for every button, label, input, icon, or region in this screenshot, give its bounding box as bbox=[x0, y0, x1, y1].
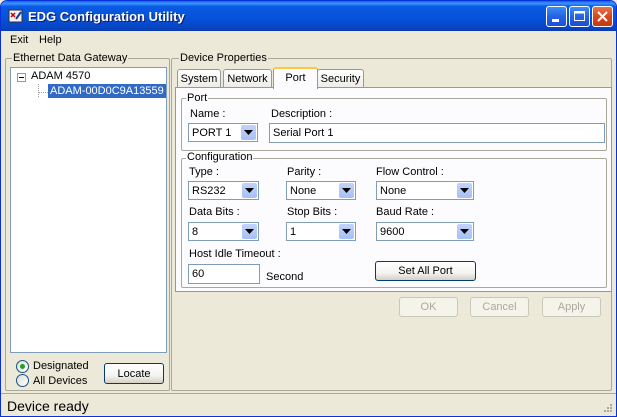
designated-radio-label[interactable]: Designated bbox=[33, 360, 89, 372]
tree-connector-branch bbox=[38, 92, 48, 93]
data-bits-select[interactable]: 8 bbox=[188, 222, 259, 241]
parity-value: None bbox=[290, 185, 317, 197]
chevron-down-icon[interactable] bbox=[241, 125, 256, 140]
data-bits-label: Data Bits : bbox=[189, 206, 240, 218]
baud-rate-value: 9600 bbox=[380, 226, 405, 238]
app-window: EDG Configuration Utility Exit Help Ethe… bbox=[0, 0, 617, 417]
stop-bits-label: Stop Bits : bbox=[287, 206, 338, 218]
tab-network[interactable]: Network bbox=[223, 69, 272, 88]
chevron-down-icon[interactable] bbox=[242, 224, 257, 239]
type-value: RS232 bbox=[192, 185, 226, 197]
menu-exit[interactable]: Exit bbox=[10, 34, 28, 46]
title-bar[interactable]: EDG Configuration Utility bbox=[1, 1, 616, 31]
window-title: EDG Configuration Utility bbox=[28, 9, 185, 24]
description-input[interactable]: Serial Port 1 bbox=[269, 123, 605, 143]
close-button[interactable] bbox=[592, 6, 613, 27]
device-tree[interactable]: ADAM 4570 ADAM-00D0C9A13559 bbox=[10, 67, 167, 353]
apply-button[interactable]: Apply bbox=[542, 297, 601, 317]
chevron-down-icon[interactable] bbox=[339, 183, 354, 198]
parity-label: Parity : bbox=[287, 166, 322, 178]
device-properties-title: Device Properties bbox=[179, 52, 268, 64]
tab-port[interactable]: Port bbox=[273, 67, 318, 89]
flow-control-label: Flow Control : bbox=[376, 166, 444, 178]
port-name-select[interactable]: PORT 1 bbox=[188, 123, 258, 142]
tab-security[interactable]: Security bbox=[317, 69, 364, 88]
chevron-down-icon[interactable] bbox=[457, 224, 472, 239]
maximize-button[interactable] bbox=[569, 6, 590, 27]
data-bits-value: 8 bbox=[192, 226, 199, 238]
cancel-button[interactable]: Cancel bbox=[470, 297, 529, 317]
chevron-down-icon[interactable] bbox=[242, 183, 257, 198]
menu-help[interactable]: Help bbox=[39, 34, 62, 46]
locate-button[interactable]: Locate bbox=[104, 363, 164, 384]
tab-system[interactable]: System bbox=[177, 69, 221, 88]
flow-control-select[interactable]: None bbox=[376, 181, 474, 200]
flow-control-value: None bbox=[380, 185, 407, 197]
collapse-icon[interactable] bbox=[17, 73, 26, 82]
ok-button[interactable]: OK bbox=[399, 297, 458, 317]
all-devices-radio-label[interactable]: All Devices bbox=[33, 375, 87, 387]
host-idle-timeout-input[interactable]: 60 bbox=[188, 264, 260, 284]
type-label: Type : bbox=[189, 166, 219, 178]
port-name-value: PORT 1 bbox=[192, 127, 232, 139]
status-text: Device ready bbox=[7, 398, 89, 414]
chevron-down-icon[interactable] bbox=[457, 183, 472, 198]
host-idle-timeout-label: Host Idle Timeout : bbox=[189, 248, 281, 260]
status-bar: Device ready bbox=[1, 393, 616, 416]
resize-grip-icon[interactable] bbox=[602, 402, 613, 413]
menu-bar: Exit Help bbox=[1, 31, 616, 49]
port-name-label: Name : bbox=[190, 108, 226, 120]
tree-connector-line bbox=[38, 84, 39, 97]
stop-bits-value: 1 bbox=[290, 226, 297, 238]
tree-root-item[interactable]: ADAM 4570 bbox=[31, 70, 90, 82]
gateway-frame-title: Ethernet Data Gateway bbox=[12, 52, 129, 64]
type-select[interactable]: RS232 bbox=[188, 181, 259, 200]
designated-radio[interactable] bbox=[16, 360, 29, 373]
stop-bits-select[interactable]: 1 bbox=[286, 222, 356, 241]
parity-select[interactable]: None bbox=[286, 181, 356, 200]
app-icon bbox=[8, 8, 24, 24]
timeout-unit-label: Second bbox=[266, 271, 304, 283]
baud-rate-label: Baud Rate : bbox=[376, 206, 435, 218]
set-all-port-button[interactable]: Set All Port bbox=[375, 261, 476, 281]
tree-child-item[interactable]: ADAM-00D0C9A13559 bbox=[48, 84, 166, 98]
minimize-button[interactable] bbox=[546, 6, 567, 27]
port-tab-panel: Port Name : PORT 1 Description : Serial … bbox=[175, 87, 612, 292]
chevron-down-icon[interactable] bbox=[339, 224, 354, 239]
configuration-group-title: Configuration bbox=[186, 151, 254, 163]
description-label: Description : bbox=[271, 108, 333, 120]
port-group-title: Port bbox=[186, 92, 209, 104]
all-devices-radio[interactable] bbox=[16, 374, 29, 387]
baud-rate-select[interactable]: 9600 bbox=[376, 222, 474, 241]
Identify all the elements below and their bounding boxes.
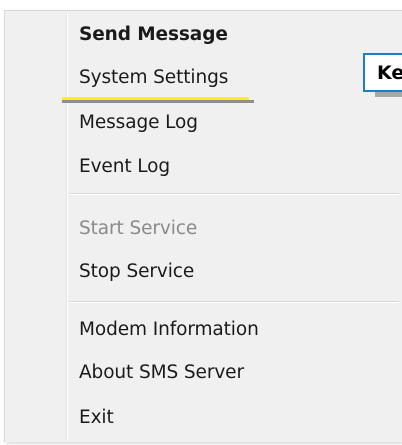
menu-item-about-sms-server[interactable]: About SMS Server [68,357,402,387]
annotation-callout: Ke [363,53,402,92]
highlight-underline-shadow [62,100,254,103]
callout-text: Ke [377,61,402,84]
menu-item-stop-service[interactable]: Stop Service [68,256,402,286]
menu-icon-gutter [5,11,64,442]
menu-separator [69,301,399,303]
tray-context-menu: Send Message System Settings Message Log… [4,10,402,442]
highlight-underline [62,97,249,100]
callout-shadow [375,92,402,97]
menu-item-modem-information[interactable]: Modem Information [68,314,402,344]
menu-item-send-message[interactable]: Send Message [68,19,402,49]
menu-item-start-service: Start Service [79,217,198,239]
menu-item-system-settings[interactable]: System Settings [68,62,402,92]
menu-item-event-log[interactable]: Event Log [68,151,402,181]
screenshot-stage: Send Message System Settings Message Log… [0,0,402,445]
menu-item-message-log[interactable]: Message Log [68,107,402,137]
menu-item-exit[interactable]: Exit [68,402,402,432]
menu-separator [69,193,399,195]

WHAT IS BEING ASKED: Reproduce all of the data above verbatim, line for line, and omit the pictures.

FULL SOLUTION:
for every button, label, input, icon, or region in this screenshot, give its bounding box as bbox=[x0, y0, x1, y1].
designated-radio-label[interactable]: Designated bbox=[33, 360, 89, 372]
tree-connector-branch bbox=[38, 92, 48, 93]
data-bits-select[interactable]: 8 bbox=[188, 222, 259, 241]
parity-value: None bbox=[290, 185, 317, 197]
chevron-down-icon[interactable] bbox=[241, 125, 256, 140]
data-bits-label: Data Bits : bbox=[189, 206, 240, 218]
baud-rate-value: 9600 bbox=[380, 226, 405, 238]
app-window: EDG Configuration Utility Exit Help Ethe… bbox=[0, 0, 617, 417]
stop-bits-label: Stop Bits : bbox=[287, 206, 338, 218]
tab-network[interactable]: Network bbox=[223, 69, 272, 88]
chevron-down-icon[interactable] bbox=[242, 224, 257, 239]
type-value: RS232 bbox=[192, 185, 226, 197]
menu-exit[interactable]: Exit bbox=[10, 34, 28, 46]
title-bar[interactable]: EDG Configuration Utility bbox=[1, 1, 616, 31]
window-title: EDG Configuration Utility bbox=[28, 9, 185, 24]
description-input[interactable]: Serial Port 1 bbox=[269, 123, 605, 143]
close-button[interactable] bbox=[592, 6, 613, 27]
device-tree[interactable]: ADAM 4570 ADAM-00D0C9A13559 bbox=[10, 67, 167, 353]
apply-button[interactable]: Apply bbox=[542, 297, 601, 317]
chevron-down-icon[interactable] bbox=[339, 183, 354, 198]
parity-label: Parity : bbox=[287, 166, 322, 178]
device-properties-title: Device Properties bbox=[179, 52, 268, 64]
tab-port[interactable]: Port bbox=[273, 67, 318, 89]
flow-control-label: Flow Control : bbox=[376, 166, 444, 178]
port-name-select[interactable]: PORT 1 bbox=[188, 123, 258, 142]
tab-security[interactable]: Security bbox=[317, 69, 364, 88]
chevron-down-icon[interactable] bbox=[457, 224, 472, 239]
maximize-button[interactable] bbox=[569, 6, 590, 27]
data-bits-value: 8 bbox=[192, 226, 199, 238]
cancel-button[interactable]: Cancel bbox=[470, 297, 529, 317]
chevron-down-icon[interactable] bbox=[242, 183, 257, 198]
menu-help[interactable]: Help bbox=[39, 34, 62, 46]
locate-button[interactable]: Locate bbox=[104, 363, 164, 384]
tab-system[interactable]: System bbox=[177, 69, 221, 88]
flow-control-select[interactable]: None bbox=[376, 181, 474, 200]
flow-control-value: None bbox=[380, 185, 407, 197]
collapse-icon[interactable] bbox=[17, 73, 26, 82]
ok-button[interactable]: OK bbox=[399, 297, 458, 317]
all-devices-radio-label[interactable]: All Devices bbox=[33, 375, 87, 387]
host-idle-timeout-input[interactable]: 60 bbox=[188, 264, 260, 284]
type-label: Type : bbox=[189, 166, 219, 178]
port-name-value: PORT 1 bbox=[192, 127, 232, 139]
status-text: Device ready bbox=[7, 398, 89, 414]
chevron-down-icon[interactable] bbox=[457, 183, 472, 198]
host-idle-timeout-label: Host Idle Timeout : bbox=[189, 248, 281, 260]
status-bar: Device ready bbox=[1, 393, 616, 416]
resize-grip-icon[interactable] bbox=[602, 402, 613, 413]
menu-bar: Exit Help bbox=[1, 31, 616, 49]
port-name-label: Name : bbox=[190, 108, 226, 120]
tree-connector-line bbox=[38, 84, 39, 97]
stop-bits-value: 1 bbox=[290, 226, 297, 238]
tree-root-item[interactable]: ADAM 4570 bbox=[31, 70, 90, 82]
gateway-frame-title: Ethernet Data Gateway bbox=[12, 52, 129, 64]
type-select[interactable]: RS232 bbox=[188, 181, 259, 200]
designated-radio[interactable] bbox=[16, 360, 29, 373]
stop-bits-select[interactable]: 1 bbox=[286, 222, 356, 241]
parity-select[interactable]: None bbox=[286, 181, 356, 200]
app-icon bbox=[8, 8, 24, 24]
timeout-unit-label: Second bbox=[266, 271, 304, 283]
baud-rate-label: Baud Rate : bbox=[376, 206, 435, 218]
set-all-port-button[interactable]: Set All Port bbox=[375, 261, 476, 281]
tree-child-item[interactable]: ADAM-00D0C9A13559 bbox=[48, 84, 166, 98]
minimize-button[interactable] bbox=[546, 6, 567, 27]
port-tab-panel: Port Name : PORT 1 Description : Serial … bbox=[175, 87, 612, 292]
chevron-down-icon[interactable] bbox=[339, 224, 354, 239]
configuration-group-title: Configuration bbox=[186, 151, 254, 163]
description-label: Description : bbox=[271, 108, 333, 120]
port-group-title: Port bbox=[186, 92, 209, 104]
all-devices-radio[interactable] bbox=[16, 374, 29, 387]
baud-rate-select[interactable]: 9600 bbox=[376, 222, 474, 241]
Identify all the elements below and their bounding boxes.
menu-item-about-sms-server[interactable]: About SMS Server [68,357,402,387]
annotation-callout: Ke [363,53,402,92]
highlight-underline-shadow [62,100,254,103]
callout-text: Ke [377,61,402,84]
menu-item-stop-service[interactable]: Stop Service [68,256,402,286]
menu-icon-gutter [5,11,64,442]
menu-separator [69,301,399,303]
tray-context-menu: Send Message System Settings Message Log… [4,10,402,442]
highlight-underline [62,97,249,100]
callout-shadow [375,92,402,97]
menu-item-modem-information[interactable]: Modem Information [68,314,402,344]
menu-item-send-message[interactable]: Send Message [68,19,402,49]
menu-item-start-service: Start Service [79,217,198,239]
menu-item-system-settings[interactable]: System Settings [68,62,402,92]
menu-item-event-log[interactable]: Event Log [68,151,402,181]
screenshot-stage: Send Message System Settings Message Log… [0,0,402,445]
menu-item-message-log[interactable]: Message Log [68,107,402,137]
menu-item-exit[interactable]: Exit [68,402,402,432]
menu-separator [69,193,399,195]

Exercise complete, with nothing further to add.